» Provided records
# # #

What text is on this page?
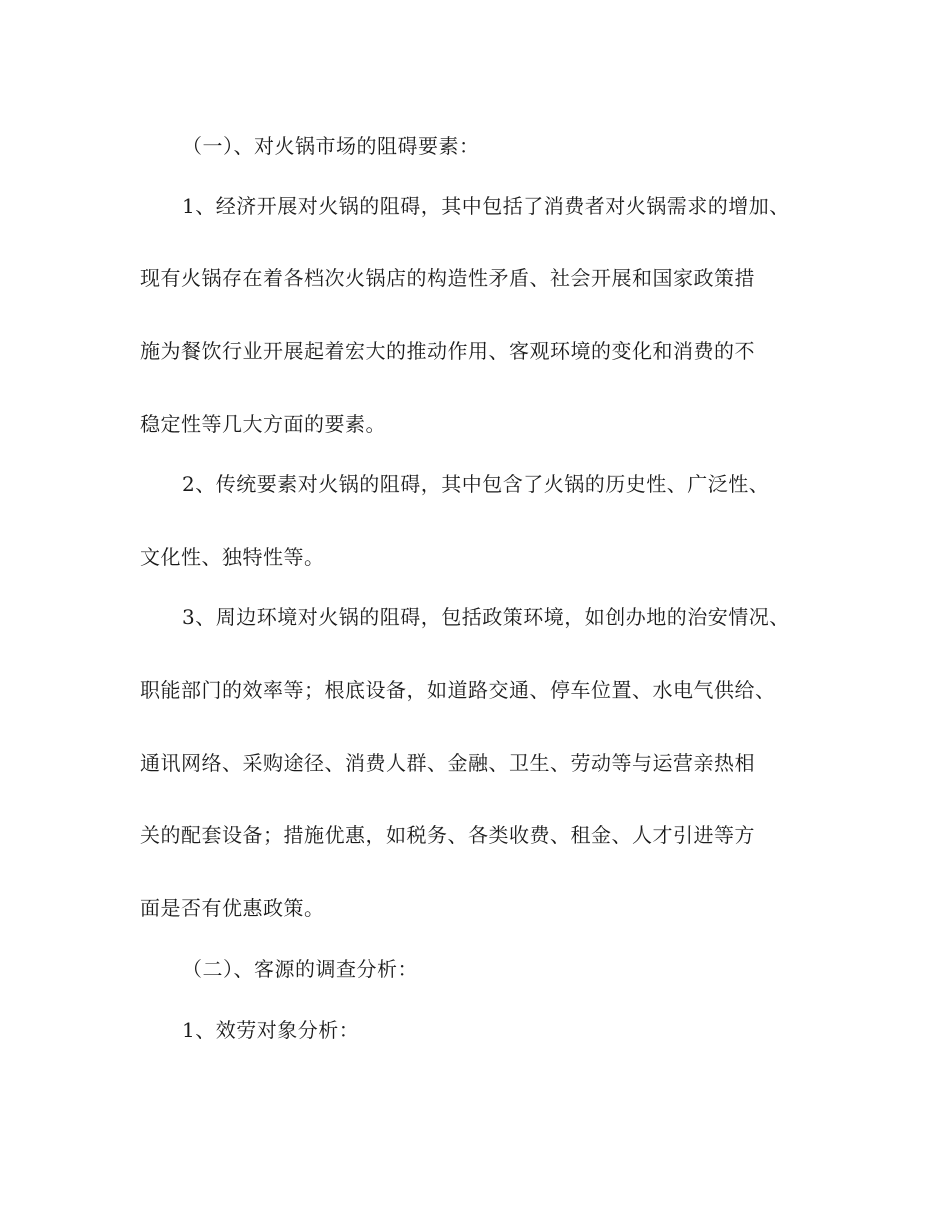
（一）、对火锅市场的阻碍要素：
1、经济开展对火锅的阻碍，其中包括了消费者对火锅需求的增加、
现有火锅存在着各档次火锅店的构造性矛盾、社会开展和国家政策措
施为餐饮行业开展起着宏大的推动作用、客观环境的变化和消费的不
稳定性等几大方面的要素。
2、传统要素对火锅的阻碍，其中包含了火锅的历史性、广泛性、
文化性、独特性等。
3、周边环境对火锅的阻碍，包括政策环境，如创办地的治安情况、
职能部门的效率等；根底设备，如道路交通、停车位置、水电气供给、
通讯网络、采购途径、消费人群、金融、卫生、劳动等与运营亲热相
关的配套设备；措施优惠，如税务、各类收费、租金、人才引进等方
面是否有优惠政策。
（二）、客源的调查分析：
1、效劳对象分析：
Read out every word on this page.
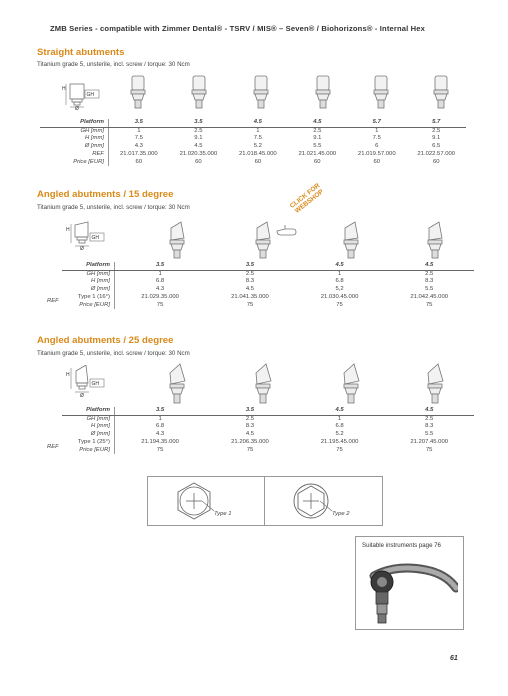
ZMB Series - compatible with Zimmer Dental® - TSRV / MIS® – Seven® / Biohorizons® - Internal Hex
Straight abutments
Titanium grade 5, unsterile, incl. screw / torque: 30 Ncm
H
GH
Ø
Platform	3.5	3.5	4.5	4.5	5.7	5.7
GH [mm]	1	2.5	1	2.5	1	2.5
H [mm]	7.5	9.1	7.5	9.1	7.5	9.1
Ø [mm]	4.3	4.5	5.2	5.5	6	6.5
REF	21.017.35.000	21.020.35.000	21.018.45.000	21.021.45.000	21.019.57.000	21.022.57.000
Price [EUR]	60	60	60	60	60	60
Angled abutments / 15 degree
Titanium grade 5, unsterile, incl. screw / torque: 30 Ncm
H
GH
Ø
CLICK FOR WEBSHOP
REF
Platform	3.5	3.5	4.5	4.5
GH [mm]	1	2.5	1	2.5
H [mm]	6.8	8.3	6.8	8.3
Ø [mm]	4.3	4.5	5,2	5.5
Type 1 (16°)	21.029.35.000	21.041.35.000	21.030.45.000	21.042.45.000
Price [EUR]	75	75	75	75
Angled abutments / 25 degree
Titanium grade 5, unsterile, incl. screw / torque: 30 Ncm
H
GH
Ø
REF
Platform	3.5	3.5	4.5	4.5
GH [mm]	1	2.5	1	2.5
H [mm]	6.8	8.3	6.8	8.3
Ø [mm]	4.3	4.5	5.2	5.5
Type 1 (25°)	21.194.35.000	21.206.35.000	21.195.45.000	21.207.45.000
Price [EUR]	75	75	75	75
Type 1	Type 2
Suitable instruments page 76
61
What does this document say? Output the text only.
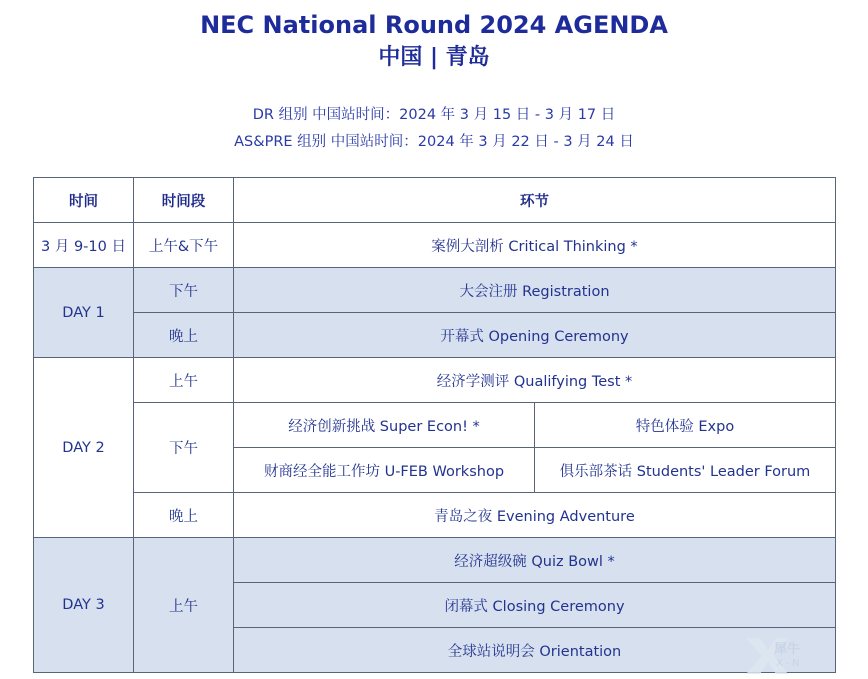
NEC National Round 2024 AGENDA
中国 | 青岛
DR 组别 中国站时间：2024 年 3 月 15 日 - 3 月 17 日
AS&PRE 组别 中国站时间：2024 年 3 月 22 日 - 3 月 24 日
时间	时间段	环节	
3 月 9-10 日	上午&下午	案例大剖析 Critical Thinking *	
DAY 1	下午	大会注册 Registration	
	晚上	开幕式 Opening Ceremony	
DAY 2	上午	经济学测评 Qualifying Test *	
	下午	经济创新挑战 Super Econ! *	特色体验 Expo
		财商经全能工作坊 U-FEB Workshop	俱乐部茶话 Students' Leader Forum
	晚上	青岛之夜 Evening Adventure	
DAY 3	上午	经济超级碗 Quiz Bowl *	
		闭幕式 Closing Ceremony	
		全球站说明会 Orientation		犀牛
X-N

# # #

» Exercise objective
Replicate the material above verbatim; images stay out of the copy.

» Answer to the problem
What text is on this page?
（一）、对火锅市场的阻碍要素：
1、经济开展对火锅的阻碍，其中包括了消费者对火锅需求的增加、
现有火锅存在着各档次火锅店的构造性矛盾、社会开展和国家政策措
施为餐饮行业开展起着宏大的推动作用、客观环境的变化和消费的不
稳定性等几大方面的要素。
2、传统要素对火锅的阻碍，其中包含了火锅的历史性、广泛性、
文化性、独特性等。
3、周边环境对火锅的阻碍，包括政策环境，如创办地的治安情况、
职能部门的效率等；根底设备，如道路交通、停车位置、水电气供给、
通讯网络、采购途径、消费人群、金融、卫生、劳动等与运营亲热相
关的配套设备；措施优惠，如税务、各类收费、租金、人才引进等方
面是否有优惠政策。
（二）、客源的调查分析：
1、效劳对象分析：
Read out every word on this page.
ZMB Series - compatible with Zimmer Dental® - TSRV / MIS® – Seven® / Biohorizons® - Internal Hex
Straight abutments
Titanium grade 5, unsterile, incl. screw / torque: 30 Ncm
H
GH
Ø
Platform	3.5	3.5	4.5	4.5	5.7	5.7
GH [mm]	1	2.5	1	2.5	1	2.5
H [mm]	7.5	9.1	7.5	9.1	7.5	9.1
Ø [mm]	4.3	4.5	5.2	5.5	6	6.5
REF	21.017.35.000	21.020.35.000	21.018.45.000	21.021.45.000	21.019.57.000	21.022.57.000
Price [EUR]	60	60	60	60	60	60
Angled abutments / 15 degree
Titanium grade 5, unsterile, incl. screw / torque: 30 Ncm
H
GH
Ø
CLICK FOR WEBSHOP
REF
Platform	3.5	3.5	4.5	4.5
GH [mm]	1	2.5	1	2.5
H [mm]	6.8	8.3	6.8	8.3
Ø [mm]	4.3	4.5	5,2	5.5
Type 1 (16°)	21.029.35.000	21.041.35.000	21.030.45.000	21.042.45.000
Price [EUR]	75	75	75	75
Angled abutments / 25 degree
Titanium grade 5, unsterile, incl. screw / torque: 30 Ncm
H
GH
Ø
REF
Platform	3.5	3.5	4.5	4.5
GH [mm]	1	2.5	1	2.5
H [mm]	6.8	8.3	6.8	8.3
Ø [mm]	4.3	4.5	5.2	5.5
Type 1 (25°)	21.194.35.000	21.206.35.000	21.195.45.000	21.207.45.000
Price [EUR]	75	75	75	75
Type 1	Type 2
Suitable instruments page 76
61
What does this document say? Output the text only.
NEC National Round 2024 AGENDA
中国 | 青岛
DR 组别 中国站时间：2024 年 3 月 15 日 - 3 月 17 日
AS&PRE 组别 中国站时间：2024 年 3 月 22 日 - 3 月 24 日
时间	时间段	环节	
3 月 9-10 日	上午&下午	案例大剖析 Critical Thinking *	
DAY 1	下午	大会注册 Registration	
	晚上	开幕式 Opening Ceremony	
DAY 2	上午	经济学测评 Qualifying Test *	
	下午	经济创新挑战 Super Econ! *	特色体验 Expo
		财商经全能工作坊 U-FEB Workshop	俱乐部茶话 Students' Leader Forum
	晚上	青岛之夜 Evening Adventure	
DAY 3	上午	经济超级碗 Quiz Bowl *	
		闭幕式 Closing Ceremony	
		全球站说明会 Orientation		犀牛
X-N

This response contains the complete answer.